- [SET EXERCISE]:
Print the entire listing. Each line must match the original exactly.

- [RECORDS]:
>> Begin

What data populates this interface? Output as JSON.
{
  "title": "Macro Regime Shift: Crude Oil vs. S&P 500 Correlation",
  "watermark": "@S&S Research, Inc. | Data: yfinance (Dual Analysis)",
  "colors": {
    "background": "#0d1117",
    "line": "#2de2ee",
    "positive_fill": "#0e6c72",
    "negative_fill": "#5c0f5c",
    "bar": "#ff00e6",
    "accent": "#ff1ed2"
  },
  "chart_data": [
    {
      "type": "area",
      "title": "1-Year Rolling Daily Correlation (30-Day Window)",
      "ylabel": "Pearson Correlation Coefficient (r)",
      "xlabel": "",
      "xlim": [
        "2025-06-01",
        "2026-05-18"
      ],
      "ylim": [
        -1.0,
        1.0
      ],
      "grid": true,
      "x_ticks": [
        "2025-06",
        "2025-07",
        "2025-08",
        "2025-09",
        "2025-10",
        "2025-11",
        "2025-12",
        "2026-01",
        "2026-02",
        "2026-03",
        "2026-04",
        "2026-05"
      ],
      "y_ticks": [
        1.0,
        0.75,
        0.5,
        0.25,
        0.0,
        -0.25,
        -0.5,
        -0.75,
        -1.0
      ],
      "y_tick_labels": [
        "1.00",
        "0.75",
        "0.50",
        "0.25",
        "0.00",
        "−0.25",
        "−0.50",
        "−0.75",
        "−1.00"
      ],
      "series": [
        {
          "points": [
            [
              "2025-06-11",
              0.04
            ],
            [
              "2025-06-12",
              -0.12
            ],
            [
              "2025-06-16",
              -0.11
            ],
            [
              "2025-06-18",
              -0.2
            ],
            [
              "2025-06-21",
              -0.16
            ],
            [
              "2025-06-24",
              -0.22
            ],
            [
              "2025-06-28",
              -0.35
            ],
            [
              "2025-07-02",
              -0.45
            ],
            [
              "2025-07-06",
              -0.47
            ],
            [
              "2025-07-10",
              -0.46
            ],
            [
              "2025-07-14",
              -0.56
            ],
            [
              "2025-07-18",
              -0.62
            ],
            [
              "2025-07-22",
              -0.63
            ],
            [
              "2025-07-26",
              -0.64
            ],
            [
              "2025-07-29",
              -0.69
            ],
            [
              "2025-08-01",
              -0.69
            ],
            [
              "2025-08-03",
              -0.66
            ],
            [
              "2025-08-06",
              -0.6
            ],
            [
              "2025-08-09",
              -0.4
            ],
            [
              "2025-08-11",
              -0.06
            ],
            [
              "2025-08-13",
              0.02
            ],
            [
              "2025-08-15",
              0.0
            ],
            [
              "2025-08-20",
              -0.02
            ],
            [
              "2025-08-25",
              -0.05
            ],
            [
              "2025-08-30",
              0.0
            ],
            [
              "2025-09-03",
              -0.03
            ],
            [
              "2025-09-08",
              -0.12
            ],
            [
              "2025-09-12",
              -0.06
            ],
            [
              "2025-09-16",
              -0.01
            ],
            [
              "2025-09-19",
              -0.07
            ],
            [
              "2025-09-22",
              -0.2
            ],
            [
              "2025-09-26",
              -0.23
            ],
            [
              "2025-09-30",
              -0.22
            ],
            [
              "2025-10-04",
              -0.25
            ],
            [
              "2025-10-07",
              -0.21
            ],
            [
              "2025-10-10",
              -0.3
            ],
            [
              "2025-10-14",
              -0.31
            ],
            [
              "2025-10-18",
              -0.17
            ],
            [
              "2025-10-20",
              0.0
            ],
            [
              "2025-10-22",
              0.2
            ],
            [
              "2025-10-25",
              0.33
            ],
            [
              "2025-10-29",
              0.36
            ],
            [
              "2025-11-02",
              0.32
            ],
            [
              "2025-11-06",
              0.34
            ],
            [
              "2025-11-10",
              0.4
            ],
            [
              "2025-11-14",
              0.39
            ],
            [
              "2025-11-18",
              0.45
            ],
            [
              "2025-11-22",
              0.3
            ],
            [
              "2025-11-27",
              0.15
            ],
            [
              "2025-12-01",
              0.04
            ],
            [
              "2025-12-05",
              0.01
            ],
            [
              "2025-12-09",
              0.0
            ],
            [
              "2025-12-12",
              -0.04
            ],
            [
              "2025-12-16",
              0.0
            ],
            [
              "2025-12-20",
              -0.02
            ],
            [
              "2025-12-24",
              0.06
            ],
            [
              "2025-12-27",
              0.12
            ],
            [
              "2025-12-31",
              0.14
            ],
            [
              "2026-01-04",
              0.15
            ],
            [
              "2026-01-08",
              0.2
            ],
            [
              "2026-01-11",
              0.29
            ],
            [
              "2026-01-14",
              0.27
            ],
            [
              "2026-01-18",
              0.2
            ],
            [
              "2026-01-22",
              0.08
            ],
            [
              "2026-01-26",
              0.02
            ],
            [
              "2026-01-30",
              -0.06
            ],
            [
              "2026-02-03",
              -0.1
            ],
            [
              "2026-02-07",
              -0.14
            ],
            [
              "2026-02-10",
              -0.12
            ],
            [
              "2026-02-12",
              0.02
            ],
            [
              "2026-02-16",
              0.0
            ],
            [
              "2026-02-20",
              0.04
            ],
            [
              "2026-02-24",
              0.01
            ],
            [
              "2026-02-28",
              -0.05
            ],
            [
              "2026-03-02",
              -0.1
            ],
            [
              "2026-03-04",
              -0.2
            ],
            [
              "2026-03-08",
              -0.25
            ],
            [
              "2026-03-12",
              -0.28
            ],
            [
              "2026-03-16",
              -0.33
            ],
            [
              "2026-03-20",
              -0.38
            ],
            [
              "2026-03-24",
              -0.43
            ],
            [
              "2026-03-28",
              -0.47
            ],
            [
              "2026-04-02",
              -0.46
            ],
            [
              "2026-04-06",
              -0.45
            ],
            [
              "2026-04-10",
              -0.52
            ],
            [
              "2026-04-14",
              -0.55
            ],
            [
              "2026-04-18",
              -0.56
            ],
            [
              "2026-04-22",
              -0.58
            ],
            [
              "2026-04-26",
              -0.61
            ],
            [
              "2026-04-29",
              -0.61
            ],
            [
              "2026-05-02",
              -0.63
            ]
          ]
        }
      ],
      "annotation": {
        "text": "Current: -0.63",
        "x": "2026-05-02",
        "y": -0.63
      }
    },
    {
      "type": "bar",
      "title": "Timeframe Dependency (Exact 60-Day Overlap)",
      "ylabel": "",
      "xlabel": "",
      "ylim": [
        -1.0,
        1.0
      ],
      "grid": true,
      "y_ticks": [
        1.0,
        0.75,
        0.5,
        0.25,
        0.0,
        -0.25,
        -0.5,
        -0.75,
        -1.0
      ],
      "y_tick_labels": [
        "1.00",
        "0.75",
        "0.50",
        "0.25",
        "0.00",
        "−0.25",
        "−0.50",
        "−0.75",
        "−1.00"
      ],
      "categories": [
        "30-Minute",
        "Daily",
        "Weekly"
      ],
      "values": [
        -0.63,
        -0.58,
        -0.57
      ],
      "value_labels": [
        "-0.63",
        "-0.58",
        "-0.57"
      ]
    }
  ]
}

>> End

- [ANSWER FOR THIS EXERCISE]:
What data populates this interface? Output as JSON.
{
  "title": "Macro Regime Shift: Crude Oil vs. S&P 500 Correlation",
  "watermark": "@S&S Research, Inc. | Data: yfinance (Dual Analysis)",
  "colors": {
    "background": "#0d1117",
    "line": "#2de2ee",
    "positive_fill": "#0e6c72",
    "negative_fill": "#5c0f5c",
    "bar": "#ff00e6",
    "accent": "#ff1ed2"
  },
  "chart_data": [
    {
      "type": "area",
      "title": "1-Year Rolling Daily Correlation (30-Day Window)",
      "ylabel": "Pearson Correlation Coefficient (r)",
      "xlabel": "",
      "xlim": [
        "2025-06-01",
        "2026-05-18"
      ],
      "ylim": [
        -1.0,
        1.0
      ],
      "grid": true,
      "x_ticks": [
        "2025-06",
        "2025-07",
        "2025-08",
        "2025-09",
        "2025-10",
        "2025-11",
        "2025-12",
        "2026-01",
        "2026-02",
        "2026-03",
        "2026-04",
        "2026-05"
      ],
      "y_ticks": [
        1.0,
        0.75,
        0.5,
        0.25,
        0.0,
        -0.25,
        -0.5,
        -0.75,
        -1.0
      ],
      "y_tick_labels": [
        "1.00",
        "0.75",
        "0.50",
        "0.25",
        "0.00",
        "−0.25",
        "−0.50",
        "−0.75",
        "−1.00"
      ],
      "series": [
        {
          "points": [
            [
              "2025-06-11",
              0.04
            ],
            [
              "2025-06-12",
              -0.12
            ],
            [
              "2025-06-16",
              -0.11
            ],
            [
              "2025-06-18",
              -0.2
            ],
            [
              "2025-06-21",
              -0.16
            ],
            [
              "2025-06-24",
              -0.22
            ],
            [
              "2025-06-28",
              -0.35
            ],
            [
              "2025-07-02",
              -0.45
            ],
            [
              "2025-07-06",
              -0.47
            ],
            [
              "2025-07-10",
              -0.46
            ],
            [
              "2025-07-14",
              -0.56
            ],
            [
              "2025-07-18",
              -0.62
            ],
            [
              "2025-07-22",
              -0.63
            ],
            [
              "2025-07-26",
              -0.64
            ],
            [
              "2025-07-29",
              -0.69
            ],
            [
              "2025-08-01",
              -0.69
            ],
            [
              "2025-08-03",
              -0.66
            ],
            [
              "2025-08-06",
              -0.6
            ],
            [
              "2025-08-09",
              -0.4
            ],
            [
              "2025-08-11",
              -0.06
            ],
            [
              "2025-08-13",
              0.02
            ],
            [
              "2025-08-15",
              0.0
            ],
            [
              "2025-08-20",
              -0.02
            ],
            [
              "2025-08-25",
              -0.05
            ],
            [
              "2025-08-30",
              0.0
            ],
            [
              "2025-09-03",
              -0.03
            ],
            [
              "2025-09-08",
              -0.12
            ],
            [
              "2025-09-12",
              -0.06
            ],
            [
              "2025-09-16",
              -0.01
            ],
            [
              "2025-09-19",
              -0.07
            ],
            [
              "2025-09-22",
              -0.2
            ],
            [
              "2025-09-26",
              -0.23
            ],
            [
              "2025-09-30",
              -0.22
            ],
            [
              "2025-10-04",
              -0.25
            ],
            [
              "2025-10-07",
              -0.21
            ],
            [
              "2025-10-10",
              -0.3
            ],
            [
              "2025-10-14",
              -0.31
            ],
            [
              "2025-10-18",
              -0.17
            ],
            [
              "2025-10-20",
              0.0
            ],
            [
              "2025-10-22",
              0.2
            ],
            [
              "2025-10-25",
              0.33
            ],
            [
              "2025-10-29",
              0.36
            ],
            [
              "2025-11-02",
              0.32
            ],
            [
              "2025-11-06",
              0.34
            ],
            [
              "2025-11-10",
              0.4
            ],
            [
              "2025-11-14",
              0.39
            ],
            [
              "2025-11-18",
              0.45
            ],
            [
              "2025-11-22",
              0.3
            ],
            [
              "2025-11-27",
              0.15
            ],
            [
              "2025-12-01",
              0.04
            ],
            [
              "2025-12-05",
              0.01
            ],
            [
              "2025-12-09",
              0.0
            ],
            [
              "2025-12-12",
              -0.04
            ],
            [
              "2025-12-16",
              0.0
            ],
            [
              "2025-12-20",
              -0.02
            ],
            [
              "2025-12-24",
              0.06
            ],
            [
              "2025-12-27",
              0.12
            ],
            [
              "2025-12-31",
              0.14
            ],
            [
              "2026-01-04",
              0.15
            ],
            [
              "2026-01-08",
              0.2
            ],
            [
              "2026-01-11",
              0.29
            ],
            [
              "2026-01-14",
              0.27
            ],
            [
              "2026-01-18",
              0.2
            ],
            [
              "2026-01-22",
              0.08
            ],
            [
              "2026-01-26",
              0.02
            ],
            [
              "2026-01-30",
              -0.06
            ],
            [
              "2026-02-03",
              -0.1
            ],
            [
              "2026-02-07",
              -0.14
            ],
            [
              "2026-02-10",
              -0.12
            ],
            [
              "2026-02-12",
              0.02
            ],
            [
              "2026-02-16",
              0.0
            ],
            [
              "2026-02-20",
              0.04
            ],
            [
              "2026-02-24",
              0.01
            ],
            [
              "2026-02-28",
              -0.05
            ],
            [
              "2026-03-02",
              -0.1
            ],
            [
              "2026-03-04",
              -0.2
            ],
            [
              "2026-03-08",
              -0.25
            ],
            [
              "2026-03-12",
              -0.28
            ],
            [
              "2026-03-16",
              -0.33
            ],
            [
              "2026-03-20",
              -0.38
            ],
            [
              "2026-03-24",
              -0.43
            ],
            [
              "2026-03-28",
              -0.47
            ],
            [
              "2026-04-02",
              -0.46
            ],
            [
              "2026-04-06",
              -0.45
            ],
            [
              "2026-04-10",
              -0.52
            ],
            [
              "2026-04-14",
              -0.55
            ],
            [
              "2026-04-18",
              -0.56
            ],
            [
              "2026-04-22",
              -0.58
            ],
            [
              "2026-04-26",
              -0.61
            ],
            [
              "2026-04-29",
              -0.61
            ],
            [
              "2026-05-02",
              -0.63
            ]
          ]
        }
      ],
      "annotation": {
        "text": "Current: -0.63",
        "x": "2026-05-02",
        "y": -0.63
      }
    },
    {
      "type": "bar",
      "title": "Timeframe Dependency (Exact 60-Day Overlap)",
      "ylabel": "",
      "xlabel": "",
      "ylim": [
        -1.0,
        1.0
      ],
      "grid": true,
      "y_ticks": [
        1.0,
        0.75,
        0.5,
        0.25,
        0.0,
        -0.25,
        -0.5,
        -0.75,
        -1.0
      ],
      "y_tick_labels": [
        "1.00",
        "0.75",
        "0.50",
        "0.25",
        "0.00",
        "−0.25",
        "−0.50",
        "−0.75",
        "−1.00"
      ],
      "categories": [
        "30-Minute",
        "Daily",
        "Weekly"
      ],
      "values": [
        -0.63,
        -0.58,
        -0.57
      ],
      "value_labels": [
        "-0.63",
        "-0.58",
        "-0.57"
      ]
    }
  ]
}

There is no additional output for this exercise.